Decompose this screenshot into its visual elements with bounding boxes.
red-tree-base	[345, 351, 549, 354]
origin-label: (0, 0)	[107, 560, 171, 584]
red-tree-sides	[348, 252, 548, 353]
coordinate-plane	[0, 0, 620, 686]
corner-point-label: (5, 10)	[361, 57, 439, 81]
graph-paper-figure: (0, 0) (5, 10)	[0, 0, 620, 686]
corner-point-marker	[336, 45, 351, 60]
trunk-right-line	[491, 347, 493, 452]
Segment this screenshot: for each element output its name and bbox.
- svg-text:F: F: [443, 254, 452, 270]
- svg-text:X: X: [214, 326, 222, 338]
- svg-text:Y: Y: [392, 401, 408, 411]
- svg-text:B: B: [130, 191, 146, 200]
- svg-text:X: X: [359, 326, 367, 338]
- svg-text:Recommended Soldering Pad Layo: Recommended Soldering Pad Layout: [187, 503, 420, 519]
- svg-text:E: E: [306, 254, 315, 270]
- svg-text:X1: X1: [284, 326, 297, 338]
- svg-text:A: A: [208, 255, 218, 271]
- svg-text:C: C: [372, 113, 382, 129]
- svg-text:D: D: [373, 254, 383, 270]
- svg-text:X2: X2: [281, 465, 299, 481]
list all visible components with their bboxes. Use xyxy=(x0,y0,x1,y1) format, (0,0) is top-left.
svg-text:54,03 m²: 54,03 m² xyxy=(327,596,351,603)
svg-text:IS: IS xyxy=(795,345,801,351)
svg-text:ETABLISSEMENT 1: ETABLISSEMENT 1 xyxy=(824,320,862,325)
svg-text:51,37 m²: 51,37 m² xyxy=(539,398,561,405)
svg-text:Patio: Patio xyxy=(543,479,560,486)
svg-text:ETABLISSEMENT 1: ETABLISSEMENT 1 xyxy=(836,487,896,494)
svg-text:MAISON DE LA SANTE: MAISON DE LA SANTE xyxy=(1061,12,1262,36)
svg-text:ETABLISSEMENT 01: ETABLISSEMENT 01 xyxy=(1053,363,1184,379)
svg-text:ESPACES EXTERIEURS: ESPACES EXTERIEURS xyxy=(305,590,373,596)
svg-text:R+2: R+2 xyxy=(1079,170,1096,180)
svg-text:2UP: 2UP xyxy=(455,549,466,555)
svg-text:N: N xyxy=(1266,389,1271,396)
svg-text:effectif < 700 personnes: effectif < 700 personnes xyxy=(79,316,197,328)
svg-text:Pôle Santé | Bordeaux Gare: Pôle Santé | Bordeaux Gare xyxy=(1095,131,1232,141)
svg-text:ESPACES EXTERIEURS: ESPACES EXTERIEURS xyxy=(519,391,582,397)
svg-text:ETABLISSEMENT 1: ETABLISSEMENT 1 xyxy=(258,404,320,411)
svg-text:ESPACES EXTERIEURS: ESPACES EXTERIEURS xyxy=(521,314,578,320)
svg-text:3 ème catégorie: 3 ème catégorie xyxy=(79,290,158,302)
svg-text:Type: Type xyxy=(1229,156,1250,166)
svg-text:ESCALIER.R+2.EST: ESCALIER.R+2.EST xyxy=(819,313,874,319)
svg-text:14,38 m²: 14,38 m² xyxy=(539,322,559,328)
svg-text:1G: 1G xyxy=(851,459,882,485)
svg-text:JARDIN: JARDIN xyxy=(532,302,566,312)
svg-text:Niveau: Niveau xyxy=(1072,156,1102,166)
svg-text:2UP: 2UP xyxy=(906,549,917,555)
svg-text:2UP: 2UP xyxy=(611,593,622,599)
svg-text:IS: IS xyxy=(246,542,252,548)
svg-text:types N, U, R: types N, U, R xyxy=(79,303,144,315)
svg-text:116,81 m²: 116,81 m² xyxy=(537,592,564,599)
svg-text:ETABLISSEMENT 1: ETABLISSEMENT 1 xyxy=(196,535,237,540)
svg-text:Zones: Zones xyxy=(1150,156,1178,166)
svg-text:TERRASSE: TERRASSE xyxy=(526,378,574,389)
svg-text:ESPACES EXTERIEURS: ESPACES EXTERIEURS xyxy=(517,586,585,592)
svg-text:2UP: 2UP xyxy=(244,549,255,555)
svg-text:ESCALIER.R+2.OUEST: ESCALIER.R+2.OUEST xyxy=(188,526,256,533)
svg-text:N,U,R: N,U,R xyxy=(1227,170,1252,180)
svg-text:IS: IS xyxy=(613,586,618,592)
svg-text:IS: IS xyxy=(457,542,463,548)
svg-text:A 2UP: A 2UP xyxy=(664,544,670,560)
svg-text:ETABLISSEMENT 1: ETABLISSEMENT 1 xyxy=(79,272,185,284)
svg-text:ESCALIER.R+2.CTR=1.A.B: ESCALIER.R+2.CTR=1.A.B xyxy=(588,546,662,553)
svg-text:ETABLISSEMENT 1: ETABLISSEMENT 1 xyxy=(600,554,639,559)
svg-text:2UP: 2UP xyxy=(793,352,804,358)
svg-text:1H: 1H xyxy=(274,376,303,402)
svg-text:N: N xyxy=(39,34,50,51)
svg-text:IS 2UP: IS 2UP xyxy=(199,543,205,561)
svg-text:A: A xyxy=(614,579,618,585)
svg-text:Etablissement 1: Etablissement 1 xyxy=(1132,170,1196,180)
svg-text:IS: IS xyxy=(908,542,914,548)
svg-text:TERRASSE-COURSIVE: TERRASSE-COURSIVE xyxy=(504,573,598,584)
--*--
* [The problem]: Show each line from the items above that contains the string "tree".

* [Solution below]:
red-tree-base	[345, 351, 549, 354]
red-tree-sides	[348, 252, 548, 353]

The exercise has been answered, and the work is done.